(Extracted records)
◇ ◇ ◇

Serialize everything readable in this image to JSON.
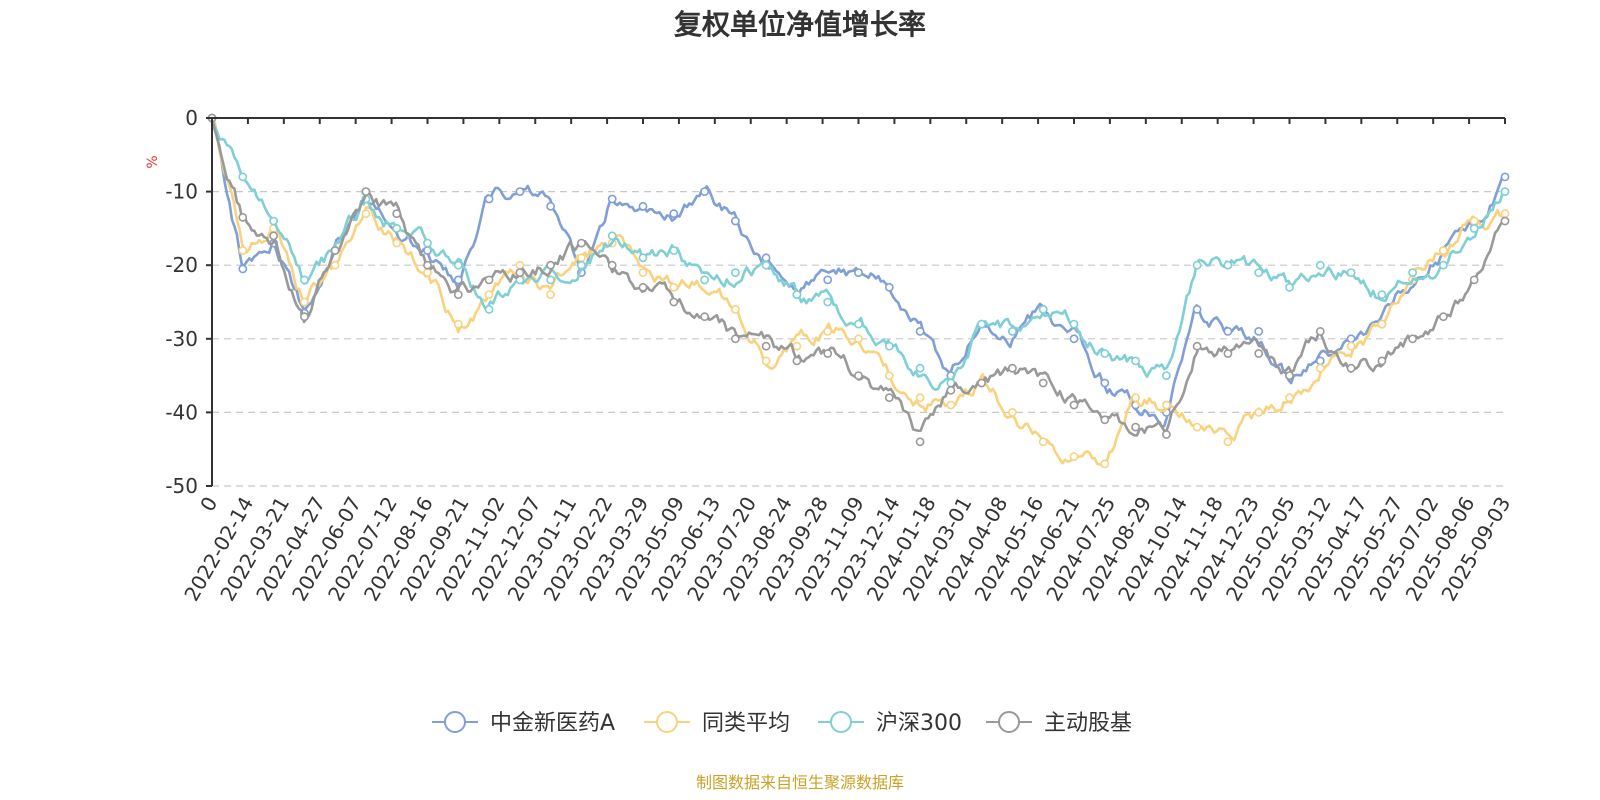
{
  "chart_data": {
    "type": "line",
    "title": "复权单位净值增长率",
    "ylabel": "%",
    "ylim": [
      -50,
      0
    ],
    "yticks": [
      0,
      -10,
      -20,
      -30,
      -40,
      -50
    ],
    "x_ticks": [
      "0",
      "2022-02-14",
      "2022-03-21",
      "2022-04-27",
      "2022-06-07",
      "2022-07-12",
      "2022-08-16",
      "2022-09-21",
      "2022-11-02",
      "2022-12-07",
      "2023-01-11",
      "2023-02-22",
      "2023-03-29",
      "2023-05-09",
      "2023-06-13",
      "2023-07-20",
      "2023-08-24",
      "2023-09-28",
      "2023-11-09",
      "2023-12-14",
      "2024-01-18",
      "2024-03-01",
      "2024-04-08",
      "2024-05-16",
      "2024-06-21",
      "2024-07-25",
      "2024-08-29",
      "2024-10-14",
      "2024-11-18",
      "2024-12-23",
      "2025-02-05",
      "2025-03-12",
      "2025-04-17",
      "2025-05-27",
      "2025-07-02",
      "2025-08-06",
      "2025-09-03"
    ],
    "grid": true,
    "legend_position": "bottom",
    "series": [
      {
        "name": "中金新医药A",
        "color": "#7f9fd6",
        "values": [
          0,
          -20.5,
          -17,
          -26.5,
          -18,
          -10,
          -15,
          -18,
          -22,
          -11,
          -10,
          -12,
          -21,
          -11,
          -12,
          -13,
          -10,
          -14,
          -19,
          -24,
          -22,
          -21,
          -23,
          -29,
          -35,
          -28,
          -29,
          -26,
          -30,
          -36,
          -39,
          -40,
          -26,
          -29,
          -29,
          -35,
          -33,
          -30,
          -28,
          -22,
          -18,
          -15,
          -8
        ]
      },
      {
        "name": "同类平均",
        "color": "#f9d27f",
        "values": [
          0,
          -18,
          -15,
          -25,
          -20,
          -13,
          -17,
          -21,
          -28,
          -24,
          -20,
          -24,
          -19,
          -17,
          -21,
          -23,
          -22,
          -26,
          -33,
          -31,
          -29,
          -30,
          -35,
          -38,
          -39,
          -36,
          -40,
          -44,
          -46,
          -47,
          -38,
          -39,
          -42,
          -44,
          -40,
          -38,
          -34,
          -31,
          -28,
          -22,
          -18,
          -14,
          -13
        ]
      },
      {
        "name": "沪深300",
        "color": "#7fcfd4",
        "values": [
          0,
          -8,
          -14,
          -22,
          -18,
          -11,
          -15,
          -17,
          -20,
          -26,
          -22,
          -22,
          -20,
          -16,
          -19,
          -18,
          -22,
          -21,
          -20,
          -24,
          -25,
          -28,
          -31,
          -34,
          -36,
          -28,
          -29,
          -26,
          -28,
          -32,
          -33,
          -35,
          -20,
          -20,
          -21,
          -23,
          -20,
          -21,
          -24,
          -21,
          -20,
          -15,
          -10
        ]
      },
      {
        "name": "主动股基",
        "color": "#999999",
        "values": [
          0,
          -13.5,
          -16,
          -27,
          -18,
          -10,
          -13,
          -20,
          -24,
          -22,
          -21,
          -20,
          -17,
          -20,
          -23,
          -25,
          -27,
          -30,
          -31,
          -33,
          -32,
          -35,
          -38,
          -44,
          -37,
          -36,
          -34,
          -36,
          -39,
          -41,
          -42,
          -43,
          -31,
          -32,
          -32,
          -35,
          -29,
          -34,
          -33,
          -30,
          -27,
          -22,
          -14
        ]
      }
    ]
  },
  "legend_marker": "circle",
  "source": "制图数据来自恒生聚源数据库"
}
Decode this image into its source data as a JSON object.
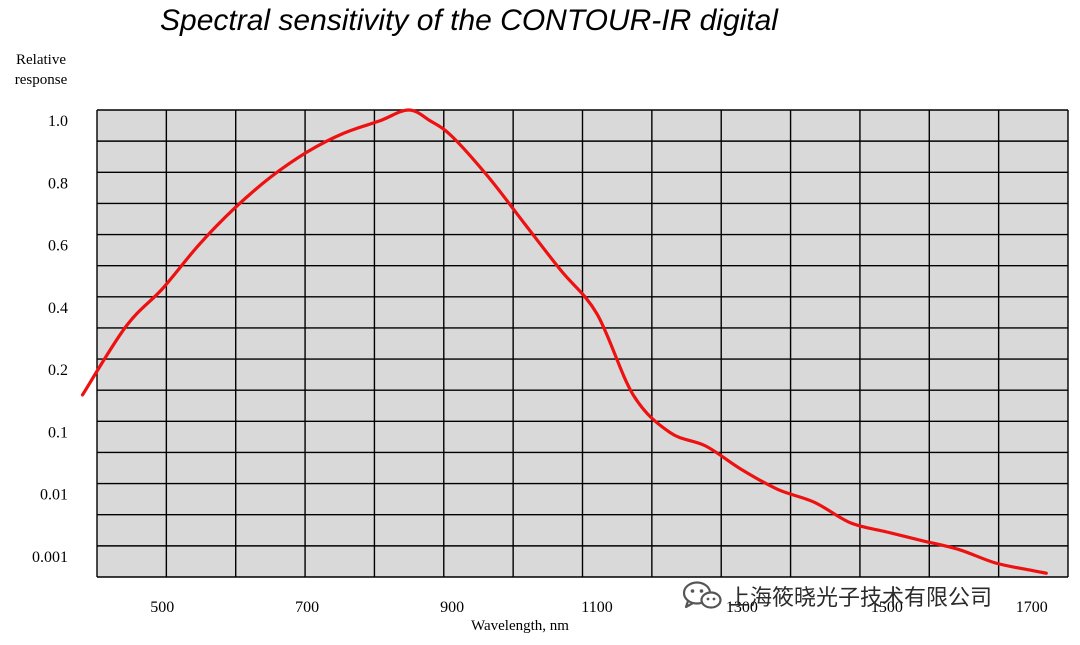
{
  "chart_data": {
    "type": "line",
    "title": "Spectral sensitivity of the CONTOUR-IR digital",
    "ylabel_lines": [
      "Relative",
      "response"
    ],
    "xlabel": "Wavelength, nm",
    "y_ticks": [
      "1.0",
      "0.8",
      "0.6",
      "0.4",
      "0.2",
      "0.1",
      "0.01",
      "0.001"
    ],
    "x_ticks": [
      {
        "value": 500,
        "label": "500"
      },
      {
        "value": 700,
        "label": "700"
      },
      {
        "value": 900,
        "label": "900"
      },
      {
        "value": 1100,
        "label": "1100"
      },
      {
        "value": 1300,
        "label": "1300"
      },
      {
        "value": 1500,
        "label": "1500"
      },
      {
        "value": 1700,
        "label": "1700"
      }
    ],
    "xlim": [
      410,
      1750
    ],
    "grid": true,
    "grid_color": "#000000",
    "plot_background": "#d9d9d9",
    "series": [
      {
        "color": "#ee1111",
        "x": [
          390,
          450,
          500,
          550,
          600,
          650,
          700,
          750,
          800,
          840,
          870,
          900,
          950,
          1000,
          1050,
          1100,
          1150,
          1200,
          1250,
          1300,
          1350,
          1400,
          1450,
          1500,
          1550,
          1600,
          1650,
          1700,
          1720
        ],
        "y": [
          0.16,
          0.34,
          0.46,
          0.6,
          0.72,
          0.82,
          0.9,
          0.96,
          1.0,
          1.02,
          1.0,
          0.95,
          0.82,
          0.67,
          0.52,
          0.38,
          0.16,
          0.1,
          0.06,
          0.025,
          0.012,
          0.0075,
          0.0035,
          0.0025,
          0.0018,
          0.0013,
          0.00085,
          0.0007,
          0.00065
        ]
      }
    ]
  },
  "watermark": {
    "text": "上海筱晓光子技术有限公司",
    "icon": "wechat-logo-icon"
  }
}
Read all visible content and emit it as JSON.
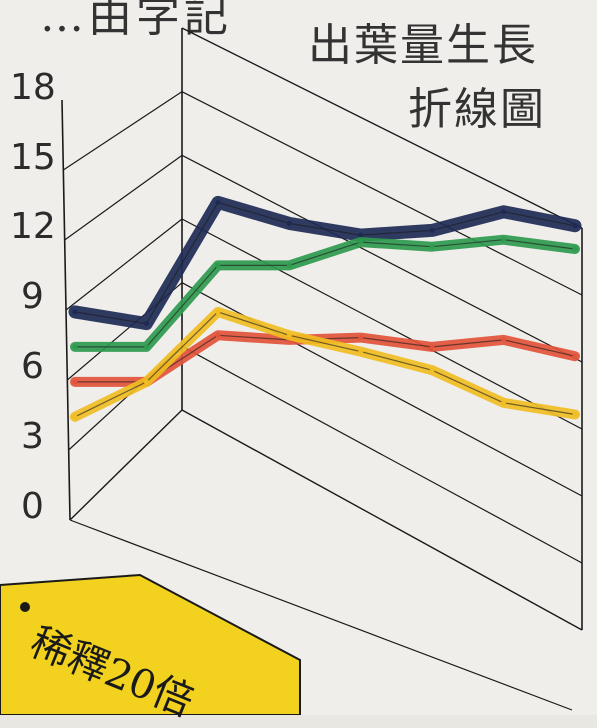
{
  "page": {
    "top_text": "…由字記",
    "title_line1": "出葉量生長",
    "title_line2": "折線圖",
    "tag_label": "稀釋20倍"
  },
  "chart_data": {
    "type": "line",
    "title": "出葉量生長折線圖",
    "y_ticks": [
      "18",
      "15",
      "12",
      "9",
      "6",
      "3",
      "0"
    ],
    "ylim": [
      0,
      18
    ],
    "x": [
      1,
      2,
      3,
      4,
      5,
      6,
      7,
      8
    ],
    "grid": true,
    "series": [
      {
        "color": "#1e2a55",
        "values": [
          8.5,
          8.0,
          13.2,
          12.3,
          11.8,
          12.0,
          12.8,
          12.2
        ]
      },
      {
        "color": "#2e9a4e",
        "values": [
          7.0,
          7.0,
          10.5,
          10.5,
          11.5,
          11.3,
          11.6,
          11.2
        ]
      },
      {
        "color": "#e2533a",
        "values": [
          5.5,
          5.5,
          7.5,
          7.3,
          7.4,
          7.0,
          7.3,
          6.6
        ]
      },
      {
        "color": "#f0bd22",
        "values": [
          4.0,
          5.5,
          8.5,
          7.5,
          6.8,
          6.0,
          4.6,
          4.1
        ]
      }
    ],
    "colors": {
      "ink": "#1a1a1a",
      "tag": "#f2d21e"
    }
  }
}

◇ ◇ ◇

* **REQUEST**: Return the listing above in full and without alteration, excluding its pictures.

* **OUTPUT**:
Serialize everything readable in this image to JSON.
{
  "chart_data": {
    "type": "line",
    "title": "复权单位净值增长率",
    "ylabel": "%",
    "ylim": [
      -50,
      0
    ],
    "yticks": [
      0,
      -10,
      -20,
      -30,
      -40,
      -50
    ],
    "x_ticks": [
      "0",
      "2022-02-14",
      "2022-03-21",
      "2022-04-27",
      "2022-06-07",
      "2022-07-12",
      "2022-08-16",
      "2022-09-21",
      "2022-11-02",
      "2022-12-07",
      "2023-01-11",
      "2023-02-22",
      "2023-03-29",
      "2023-05-09",
      "2023-06-13",
      "2023-07-20",
      "2023-08-24",
      "2023-09-28",
      "2023-11-09",
      "2023-12-14",
      "2024-01-18",
      "2024-03-01",
      "2024-04-08",
      "2024-05-16",
      "2024-06-21",
      "2024-07-25",
      "2024-08-29",
      "2024-10-14",
      "2024-11-18",
      "2024-12-23",
      "2025-02-05",
      "2025-03-12",
      "2025-04-17",
      "2025-05-27",
      "2025-07-02",
      "2025-08-06",
      "2025-09-03"
    ],
    "grid": true,
    "legend_position": "bottom",
    "series": [
      {
        "name": "中金新医药A",
        "color": "#7f9fd6",
        "values": [
          0,
          -20.5,
          -17,
          -26.5,
          -18,
          -10,
          -15,
          -18,
          -22,
          -11,
          -10,
          -12,
          -21,
          -11,
          -12,
          -13,
          -10,
          -14,
          -19,
          -24,
          -22,
          -21,
          -23,
          -29,
          -35,
          -28,
          -29,
          -26,
          -30,
          -36,
          -39,
          -40,
          -26,
          -29,
          -29,
          -35,
          -33,
          -30,
          -28,
          -22,
          -18,
          -15,
          -8
        ]
      },
      {
        "name": "同类平均",
        "color": "#f9d27f",
        "values": [
          0,
          -18,
          -15,
          -25,
          -20,
          -13,
          -17,
          -21,
          -28,
          -24,
          -20,
          -24,
          -19,
          -17,
          -21,
          -23,
          -22,
          -26,
          -33,
          -31,
          -29,
          -30,
          -35,
          -38,
          -39,
          -36,
          -40,
          -44,
          -46,
          -47,
          -38,
          -39,
          -42,
          -44,
          -40,
          -38,
          -34,
          -31,
          -28,
          -22,
          -18,
          -14,
          -13
        ]
      },
      {
        "name": "沪深300",
        "color": "#7fcfd4",
        "values": [
          0,
          -8,
          -14,
          -22,
          -18,
          -11,
          -15,
          -17,
          -20,
          -26,
          -22,
          -22,
          -20,
          -16,
          -19,
          -18,
          -22,
          -21,
          -20,
          -24,
          -25,
          -28,
          -31,
          -34,
          -36,
          -28,
          -29,
          -26,
          -28,
          -32,
          -33,
          -35,
          -20,
          -20,
          -21,
          -23,
          -20,
          -21,
          -24,
          -21,
          -20,
          -15,
          -10
        ]
      },
      {
        "name": "主动股基",
        "color": "#999999",
        "values": [
          0,
          -13.5,
          -16,
          -27,
          -18,
          -10,
          -13,
          -20,
          -24,
          -22,
          -21,
          -20,
          -17,
          -20,
          -23,
          -25,
          -27,
          -30,
          -31,
          -33,
          -32,
          -35,
          -38,
          -44,
          -37,
          -36,
          -34,
          -36,
          -39,
          -41,
          -42,
          -43,
          -31,
          -32,
          -32,
          -35,
          -29,
          -34,
          -33,
          -30,
          -27,
          -22,
          -14
        ]
      }
    ]
  },
  "legend_marker": "circle",
  "source": "制图数据来自恒生聚源数据库"
}
Decode this image into its source data as a JSON object.
{
  "chart_data": {
    "type": "line",
    "title": "Spectral sensitivity of the CONTOUR-IR digital",
    "ylabel_lines": [
      "Relative",
      "response"
    ],
    "xlabel": "Wavelength, nm",
    "y_ticks": [
      "1.0",
      "0.8",
      "0.6",
      "0.4",
      "0.2",
      "0.1",
      "0.01",
      "0.001"
    ],
    "x_ticks": [
      {
        "value": 500,
        "label": "500"
      },
      {
        "value": 700,
        "label": "700"
      },
      {
        "value": 900,
        "label": "900"
      },
      {
        "value": 1100,
        "label": "1100"
      },
      {
        "value": 1300,
        "label": "1300"
      },
      {
        "value": 1500,
        "label": "1500"
      },
      {
        "value": 1700,
        "label": "1700"
      }
    ],
    "xlim": [
      410,
      1750
    ],
    "grid": true,
    "grid_color": "#000000",
    "plot_background": "#d9d9d9",
    "series": [
      {
        "color": "#ee1111",
        "x": [
          390,
          450,
          500,
          550,
          600,
          650,
          700,
          750,
          800,
          840,
          870,
          900,
          950,
          1000,
          1050,
          1100,
          1150,
          1200,
          1250,
          1300,
          1350,
          1400,
          1450,
          1500,
          1550,
          1600,
          1650,
          1700,
          1720
        ],
        "y": [
          0.16,
          0.34,
          0.46,
          0.6,
          0.72,
          0.82,
          0.9,
          0.96,
          1.0,
          1.02,
          1.0,
          0.95,
          0.82,
          0.67,
          0.52,
          0.38,
          0.16,
          0.1,
          0.06,
          0.025,
          0.012,
          0.0075,
          0.0035,
          0.0025,
          0.0018,
          0.0013,
          0.00085,
          0.0007,
          0.00065
        ]
      }
    ]
  },
  "watermark": {
    "text": "上海筱晓光子技术有限公司",
    "icon": "wechat-logo-icon"
  }
}
Read all visible content and emit it as JSON.
{
  "page": {
    "top_text": "…由字記",
    "title_line1": "出葉量生長",
    "title_line2": "折線圖",
    "tag_label": "稀釋20倍"
  },
  "chart_data": {
    "type": "line",
    "title": "出葉量生長折線圖",
    "y_ticks": [
      "18",
      "15",
      "12",
      "9",
      "6",
      "3",
      "0"
    ],
    "ylim": [
      0,
      18
    ],
    "x": [
      1,
      2,
      3,
      4,
      5,
      6,
      7,
      8
    ],
    "grid": true,
    "series": [
      {
        "color": "#1e2a55",
        "values": [
          8.5,
          8.0,
          13.2,
          12.3,
          11.8,
          12.0,
          12.8,
          12.2
        ]
      },
      {
        "color": "#2e9a4e",
        "values": [
          7.0,
          7.0,
          10.5,
          10.5,
          11.5,
          11.3,
          11.6,
          11.2
        ]
      },
      {
        "color": "#e2533a",
        "values": [
          5.5,
          5.5,
          7.5,
          7.3,
          7.4,
          7.0,
          7.3,
          6.6
        ]
      },
      {
        "color": "#f0bd22",
        "values": [
          4.0,
          5.5,
          8.5,
          7.5,
          6.8,
          6.0,
          4.6,
          4.1
        ]
      }
    ],
    "colors": {
      "ink": "#1a1a1a",
      "tag": "#f2d21e"
    }
  }
}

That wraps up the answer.